## START

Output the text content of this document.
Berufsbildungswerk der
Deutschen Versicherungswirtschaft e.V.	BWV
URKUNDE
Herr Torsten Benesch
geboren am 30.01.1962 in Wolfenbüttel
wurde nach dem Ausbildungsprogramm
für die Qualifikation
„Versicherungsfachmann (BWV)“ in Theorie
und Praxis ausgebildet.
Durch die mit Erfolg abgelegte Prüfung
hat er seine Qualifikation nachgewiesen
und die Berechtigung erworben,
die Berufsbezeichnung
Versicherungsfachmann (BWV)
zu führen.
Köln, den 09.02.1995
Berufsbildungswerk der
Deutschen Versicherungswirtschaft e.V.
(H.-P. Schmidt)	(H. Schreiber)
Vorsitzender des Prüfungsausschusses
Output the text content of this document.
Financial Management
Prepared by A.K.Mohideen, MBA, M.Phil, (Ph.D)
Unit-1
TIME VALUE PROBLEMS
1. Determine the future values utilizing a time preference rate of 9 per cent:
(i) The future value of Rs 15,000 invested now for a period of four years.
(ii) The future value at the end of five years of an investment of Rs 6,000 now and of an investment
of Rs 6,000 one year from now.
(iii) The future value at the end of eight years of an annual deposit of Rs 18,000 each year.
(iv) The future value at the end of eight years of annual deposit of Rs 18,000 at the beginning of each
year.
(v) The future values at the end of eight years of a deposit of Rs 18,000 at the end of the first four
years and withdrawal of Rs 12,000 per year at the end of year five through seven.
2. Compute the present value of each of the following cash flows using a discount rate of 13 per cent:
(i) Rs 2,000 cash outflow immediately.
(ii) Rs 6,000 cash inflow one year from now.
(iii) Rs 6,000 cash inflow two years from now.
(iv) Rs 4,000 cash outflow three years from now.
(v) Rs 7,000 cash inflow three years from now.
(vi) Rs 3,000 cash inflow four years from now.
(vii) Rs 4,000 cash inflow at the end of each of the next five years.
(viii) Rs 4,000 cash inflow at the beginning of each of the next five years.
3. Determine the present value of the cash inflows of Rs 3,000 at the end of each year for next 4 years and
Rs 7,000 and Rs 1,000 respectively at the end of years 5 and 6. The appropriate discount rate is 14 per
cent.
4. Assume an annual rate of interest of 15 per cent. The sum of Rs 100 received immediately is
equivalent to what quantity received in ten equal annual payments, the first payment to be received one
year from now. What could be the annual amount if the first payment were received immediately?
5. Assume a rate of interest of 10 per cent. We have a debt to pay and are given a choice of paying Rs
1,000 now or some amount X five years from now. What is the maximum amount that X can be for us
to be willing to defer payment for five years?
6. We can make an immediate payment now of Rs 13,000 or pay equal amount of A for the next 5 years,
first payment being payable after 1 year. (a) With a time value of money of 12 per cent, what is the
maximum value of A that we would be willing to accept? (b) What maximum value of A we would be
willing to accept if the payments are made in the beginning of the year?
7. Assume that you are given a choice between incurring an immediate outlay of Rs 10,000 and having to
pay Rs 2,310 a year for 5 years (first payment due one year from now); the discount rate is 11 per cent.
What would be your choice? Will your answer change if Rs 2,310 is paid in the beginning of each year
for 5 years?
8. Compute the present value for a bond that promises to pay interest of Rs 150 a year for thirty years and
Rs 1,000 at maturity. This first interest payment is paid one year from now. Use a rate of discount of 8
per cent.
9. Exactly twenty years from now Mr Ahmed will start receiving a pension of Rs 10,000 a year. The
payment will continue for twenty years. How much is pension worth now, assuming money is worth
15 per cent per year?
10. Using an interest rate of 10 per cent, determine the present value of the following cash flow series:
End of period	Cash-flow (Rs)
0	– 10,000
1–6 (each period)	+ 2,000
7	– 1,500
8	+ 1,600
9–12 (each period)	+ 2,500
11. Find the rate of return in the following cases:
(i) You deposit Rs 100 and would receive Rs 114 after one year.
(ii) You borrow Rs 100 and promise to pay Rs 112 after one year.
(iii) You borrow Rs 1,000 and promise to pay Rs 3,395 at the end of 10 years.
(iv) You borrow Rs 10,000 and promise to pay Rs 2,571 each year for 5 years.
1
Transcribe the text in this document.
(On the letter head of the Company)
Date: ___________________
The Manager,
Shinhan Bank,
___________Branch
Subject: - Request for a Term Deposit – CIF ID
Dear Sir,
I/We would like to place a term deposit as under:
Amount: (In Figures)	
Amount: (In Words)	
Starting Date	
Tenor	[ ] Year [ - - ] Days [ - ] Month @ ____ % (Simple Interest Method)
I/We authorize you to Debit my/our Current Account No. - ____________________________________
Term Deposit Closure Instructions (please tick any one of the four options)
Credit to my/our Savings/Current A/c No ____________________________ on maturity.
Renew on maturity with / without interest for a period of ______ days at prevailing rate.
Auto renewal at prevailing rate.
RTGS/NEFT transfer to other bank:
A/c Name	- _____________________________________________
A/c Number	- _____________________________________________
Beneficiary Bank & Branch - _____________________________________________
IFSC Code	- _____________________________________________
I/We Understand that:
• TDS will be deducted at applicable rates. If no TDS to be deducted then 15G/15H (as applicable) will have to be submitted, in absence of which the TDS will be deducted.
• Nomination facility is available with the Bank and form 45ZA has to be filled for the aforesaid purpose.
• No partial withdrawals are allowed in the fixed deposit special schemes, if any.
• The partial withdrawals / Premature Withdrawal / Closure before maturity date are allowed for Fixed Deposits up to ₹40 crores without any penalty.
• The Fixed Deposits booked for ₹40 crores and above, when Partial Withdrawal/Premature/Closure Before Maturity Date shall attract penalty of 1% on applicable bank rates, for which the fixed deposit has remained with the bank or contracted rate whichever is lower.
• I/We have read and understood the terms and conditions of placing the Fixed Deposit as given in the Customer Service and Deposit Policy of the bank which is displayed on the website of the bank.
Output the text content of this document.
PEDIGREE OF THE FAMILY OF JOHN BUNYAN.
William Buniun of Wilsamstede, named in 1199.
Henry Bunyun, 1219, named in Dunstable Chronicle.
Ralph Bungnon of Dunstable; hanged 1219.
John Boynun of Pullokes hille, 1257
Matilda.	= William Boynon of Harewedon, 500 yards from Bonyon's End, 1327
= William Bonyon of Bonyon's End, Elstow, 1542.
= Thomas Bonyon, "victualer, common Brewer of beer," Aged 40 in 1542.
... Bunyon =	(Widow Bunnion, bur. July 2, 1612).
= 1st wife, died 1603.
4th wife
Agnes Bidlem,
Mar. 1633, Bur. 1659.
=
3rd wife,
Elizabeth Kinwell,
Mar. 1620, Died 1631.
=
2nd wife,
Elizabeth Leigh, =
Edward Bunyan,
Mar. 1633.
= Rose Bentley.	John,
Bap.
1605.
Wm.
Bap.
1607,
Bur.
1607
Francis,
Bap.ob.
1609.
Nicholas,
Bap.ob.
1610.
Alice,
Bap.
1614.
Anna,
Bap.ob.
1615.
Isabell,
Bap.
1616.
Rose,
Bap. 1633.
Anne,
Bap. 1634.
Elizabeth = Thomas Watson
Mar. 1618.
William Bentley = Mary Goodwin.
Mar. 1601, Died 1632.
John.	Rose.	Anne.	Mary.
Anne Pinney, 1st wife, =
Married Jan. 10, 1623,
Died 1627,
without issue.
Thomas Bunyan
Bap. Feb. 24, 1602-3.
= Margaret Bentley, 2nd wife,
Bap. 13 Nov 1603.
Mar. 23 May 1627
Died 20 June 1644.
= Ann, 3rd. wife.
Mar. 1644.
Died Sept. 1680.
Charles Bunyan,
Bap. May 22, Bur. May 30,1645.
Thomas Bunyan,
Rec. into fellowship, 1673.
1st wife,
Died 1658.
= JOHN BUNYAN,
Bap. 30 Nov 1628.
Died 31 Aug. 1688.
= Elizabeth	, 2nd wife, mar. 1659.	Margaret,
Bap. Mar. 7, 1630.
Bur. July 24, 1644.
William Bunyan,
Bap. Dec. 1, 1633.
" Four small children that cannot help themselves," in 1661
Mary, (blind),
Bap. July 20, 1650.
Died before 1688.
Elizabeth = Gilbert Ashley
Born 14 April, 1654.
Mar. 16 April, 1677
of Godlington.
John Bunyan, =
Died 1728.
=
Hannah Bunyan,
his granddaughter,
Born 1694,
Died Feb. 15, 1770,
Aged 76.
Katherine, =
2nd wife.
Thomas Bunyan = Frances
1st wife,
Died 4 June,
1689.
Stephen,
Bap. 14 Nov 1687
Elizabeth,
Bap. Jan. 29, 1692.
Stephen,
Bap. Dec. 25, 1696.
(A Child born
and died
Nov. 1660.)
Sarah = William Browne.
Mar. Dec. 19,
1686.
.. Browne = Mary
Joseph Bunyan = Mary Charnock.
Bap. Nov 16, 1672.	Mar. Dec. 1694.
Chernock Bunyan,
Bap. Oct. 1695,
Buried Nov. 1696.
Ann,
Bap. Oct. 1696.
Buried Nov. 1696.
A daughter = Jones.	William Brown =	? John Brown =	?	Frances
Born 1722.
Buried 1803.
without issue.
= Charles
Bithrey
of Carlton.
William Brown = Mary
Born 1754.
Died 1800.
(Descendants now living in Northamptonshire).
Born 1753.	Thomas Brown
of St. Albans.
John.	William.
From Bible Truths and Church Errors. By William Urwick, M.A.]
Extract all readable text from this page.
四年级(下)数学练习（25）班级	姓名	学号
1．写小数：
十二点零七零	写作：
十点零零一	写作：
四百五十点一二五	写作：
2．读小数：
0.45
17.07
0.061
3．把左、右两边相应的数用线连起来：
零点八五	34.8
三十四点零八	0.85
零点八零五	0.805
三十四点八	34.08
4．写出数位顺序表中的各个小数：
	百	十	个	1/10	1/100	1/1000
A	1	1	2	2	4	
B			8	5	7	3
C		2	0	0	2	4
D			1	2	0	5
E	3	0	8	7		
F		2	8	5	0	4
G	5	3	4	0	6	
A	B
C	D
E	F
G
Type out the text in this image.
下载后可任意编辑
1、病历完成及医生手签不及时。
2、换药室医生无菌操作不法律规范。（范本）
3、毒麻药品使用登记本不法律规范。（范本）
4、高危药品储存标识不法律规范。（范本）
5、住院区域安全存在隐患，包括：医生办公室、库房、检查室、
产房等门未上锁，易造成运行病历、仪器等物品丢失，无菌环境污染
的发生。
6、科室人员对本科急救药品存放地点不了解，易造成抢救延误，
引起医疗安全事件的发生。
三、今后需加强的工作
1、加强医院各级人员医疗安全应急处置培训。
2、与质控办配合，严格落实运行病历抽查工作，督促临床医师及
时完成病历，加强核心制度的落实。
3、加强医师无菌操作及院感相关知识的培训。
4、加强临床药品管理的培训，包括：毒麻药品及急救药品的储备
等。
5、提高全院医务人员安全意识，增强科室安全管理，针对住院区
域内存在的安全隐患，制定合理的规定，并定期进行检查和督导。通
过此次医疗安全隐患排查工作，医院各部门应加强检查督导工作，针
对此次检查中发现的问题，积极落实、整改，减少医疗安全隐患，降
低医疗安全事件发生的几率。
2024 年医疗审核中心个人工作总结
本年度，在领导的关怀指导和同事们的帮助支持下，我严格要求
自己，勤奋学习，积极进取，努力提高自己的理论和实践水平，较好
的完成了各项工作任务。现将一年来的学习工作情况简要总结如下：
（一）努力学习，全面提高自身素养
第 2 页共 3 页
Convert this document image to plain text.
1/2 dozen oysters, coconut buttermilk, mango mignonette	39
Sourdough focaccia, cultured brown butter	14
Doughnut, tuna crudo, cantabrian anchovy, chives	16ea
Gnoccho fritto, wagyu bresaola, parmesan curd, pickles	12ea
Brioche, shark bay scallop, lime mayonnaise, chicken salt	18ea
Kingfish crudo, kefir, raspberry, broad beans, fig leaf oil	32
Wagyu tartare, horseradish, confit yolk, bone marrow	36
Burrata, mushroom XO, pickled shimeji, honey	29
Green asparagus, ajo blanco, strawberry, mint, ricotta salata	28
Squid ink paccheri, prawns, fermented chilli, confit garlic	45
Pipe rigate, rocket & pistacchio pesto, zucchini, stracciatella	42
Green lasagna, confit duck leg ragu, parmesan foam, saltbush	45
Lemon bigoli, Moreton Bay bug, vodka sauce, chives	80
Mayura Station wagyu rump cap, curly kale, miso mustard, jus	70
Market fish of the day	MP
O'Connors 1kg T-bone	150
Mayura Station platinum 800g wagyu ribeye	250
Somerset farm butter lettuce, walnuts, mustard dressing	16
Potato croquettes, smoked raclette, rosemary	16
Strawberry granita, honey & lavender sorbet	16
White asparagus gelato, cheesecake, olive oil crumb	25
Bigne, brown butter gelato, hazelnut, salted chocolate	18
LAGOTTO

## END

• What is asked
Say how many lines of the data include the word "would". Respond with the number alone.

• Answer to this problem
4